[START OF Dataset]

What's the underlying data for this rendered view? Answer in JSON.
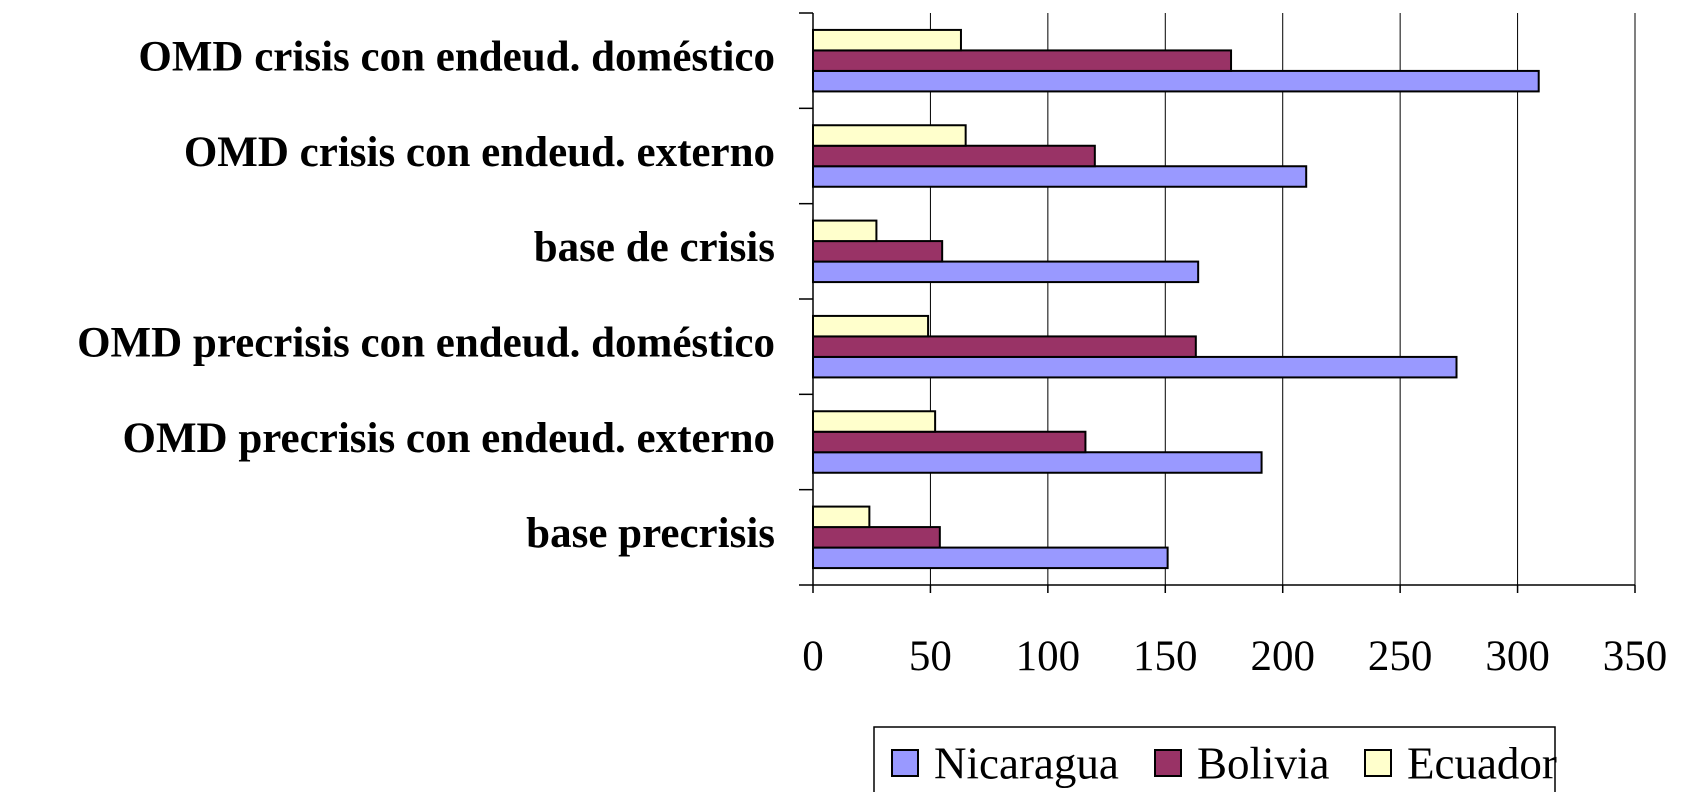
{
  "chart_data": {
    "type": "bar",
    "orientation": "horizontal",
    "categories": [
      "base precrisis",
      "OMD precrisis con endeud. externo",
      "OMD precrisis con endeud. doméstico",
      "base de crisis",
      "OMD crisis con endeud. externo",
      "OMD crisis con endeud. doméstico"
    ],
    "series": [
      {
        "name": "Nicaragua",
        "color": "#9999ff",
        "values": [
          151,
          191,
          274,
          164,
          210,
          309
        ]
      },
      {
        "name": "Bolivia",
        "color": "#993366",
        "values": [
          54,
          116,
          163,
          55,
          120,
          178
        ]
      },
      {
        "name": "Ecuador",
        "color": "#ffffcc",
        "values": [
          24,
          52,
          49,
          27,
          65,
          63
        ]
      }
    ],
    "xlim": [
      0,
      350
    ],
    "xticks": [
      0,
      50,
      100,
      150,
      200,
      250,
      300,
      350
    ],
    "grid": true,
    "legend": "bottom"
  }
}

[END OF Dataset]

Write out the entries again, exactly as given, skipping any images.

### Completed task
What's the underlying data for this rendered view? Answer in JSON.
{
  "chart_data": {
    "type": "bar",
    "orientation": "horizontal",
    "categories": [
      "base precrisis",
      "OMD precrisis con endeud. externo",
      "OMD precrisis con endeud. doméstico",
      "base de crisis",
      "OMD crisis con endeud. externo",
      "OMD crisis con endeud. doméstico"
    ],
    "series": [
      {
        "name": "Nicaragua",
        "color": "#9999ff",
        "values": [
          151,
          191,
          274,
          164,
          210,
          309
        ]
      },
      {
        "name": "Bolivia",
        "color": "#993366",
        "values": [
          54,
          116,
          163,
          55,
          120,
          178
        ]
      },
      {
        "name": "Ecuador",
        "color": "#ffffcc",
        "values": [
          24,
          52,
          49,
          27,
          65,
          63
        ]
      }
    ],
    "xlim": [
      0,
      350
    ],
    "xticks": [
      0,
      50,
      100,
      150,
      200,
      250,
      300,
      350
    ],
    "grid": true,
    "legend": "bottom"
  }
}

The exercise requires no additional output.